_WORK TO COMPLETE:_ Your task is to output the data exactly as it stands.

(Dataset excerpt)
□ □ □ □ □ □ □

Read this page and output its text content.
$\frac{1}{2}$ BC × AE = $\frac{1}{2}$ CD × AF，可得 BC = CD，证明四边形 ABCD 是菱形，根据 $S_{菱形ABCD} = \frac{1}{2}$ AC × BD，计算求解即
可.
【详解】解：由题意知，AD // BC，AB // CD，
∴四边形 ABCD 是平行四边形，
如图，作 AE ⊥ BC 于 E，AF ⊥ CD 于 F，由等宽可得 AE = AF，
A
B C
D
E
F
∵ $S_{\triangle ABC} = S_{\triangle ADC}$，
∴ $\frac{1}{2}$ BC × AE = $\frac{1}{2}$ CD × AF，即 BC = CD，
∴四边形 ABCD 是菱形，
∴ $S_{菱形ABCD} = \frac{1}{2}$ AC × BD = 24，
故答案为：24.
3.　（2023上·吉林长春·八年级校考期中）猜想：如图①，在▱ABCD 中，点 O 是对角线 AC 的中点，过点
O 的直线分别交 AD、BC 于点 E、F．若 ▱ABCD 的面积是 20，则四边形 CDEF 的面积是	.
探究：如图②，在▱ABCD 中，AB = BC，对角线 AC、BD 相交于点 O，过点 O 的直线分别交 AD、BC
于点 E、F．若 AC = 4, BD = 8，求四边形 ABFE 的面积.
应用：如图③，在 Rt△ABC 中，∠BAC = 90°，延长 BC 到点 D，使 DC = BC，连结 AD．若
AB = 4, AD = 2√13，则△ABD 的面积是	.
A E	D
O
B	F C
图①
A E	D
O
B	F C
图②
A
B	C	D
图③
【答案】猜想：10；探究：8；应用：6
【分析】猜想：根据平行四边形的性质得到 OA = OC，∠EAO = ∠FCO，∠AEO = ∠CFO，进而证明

□ □ □ □ □ □ □

_EXERCISE SOLUTION:_
Read this page and output its text content.
$\frac{1}{2}$ BC × AE = $\frac{1}{2}$ CD × AF，可得 BC = CD，证明四边形 ABCD 是菱形，根据 $S_{菱形ABCD} = \frac{1}{2}$ AC × BD，计算求解即
可.
【详解】解：由题意知，AD // BC，AB // CD，
∴四边形 ABCD 是平行四边形，
如图，作 AE ⊥ BC 于 E，AF ⊥ CD 于 F，由等宽可得 AE = AF，
A
B C
D
E
F
∵ $S_{\triangle ABC} = S_{\triangle ADC}$，
∴ $\frac{1}{2}$ BC × AE = $\frac{1}{2}$ CD × AF，即 BC = CD，
∴四边形 ABCD 是菱形，
∴ $S_{菱形ABCD} = \frac{1}{2}$ AC × BD = 24，
故答案为：24.
3.　（2023上·吉林长春·八年级校考期中）猜想：如图①，在▱ABCD 中，点 O 是对角线 AC 的中点，过点
O 的直线分别交 AD、BC 于点 E、F．若 ▱ABCD 的面积是 20，则四边形 CDEF 的面积是	.
探究：如图②，在▱ABCD 中，AB = BC，对角线 AC、BD 相交于点 O，过点 O 的直线分别交 AD、BC
于点 E、F．若 AC = 4, BD = 8，求四边形 ABFE 的面积.
应用：如图③，在 Rt△ABC 中，∠BAC = 90°，延长 BC 到点 D，使 DC = BC，连结 AD．若
AB = 4, AD = 2√13，则△ABD 的面积是	.
A E	D
O
B	F C
图①
A E	D
O
B	F C
图②
A
B	C	D
图③
【答案】猜想：10；探究：8；应用：6
【分析】猜想：根据平行四边形的性质得到 OA = OC，∠EAO = ∠FCO，∠AEO = ∠CFO，进而证明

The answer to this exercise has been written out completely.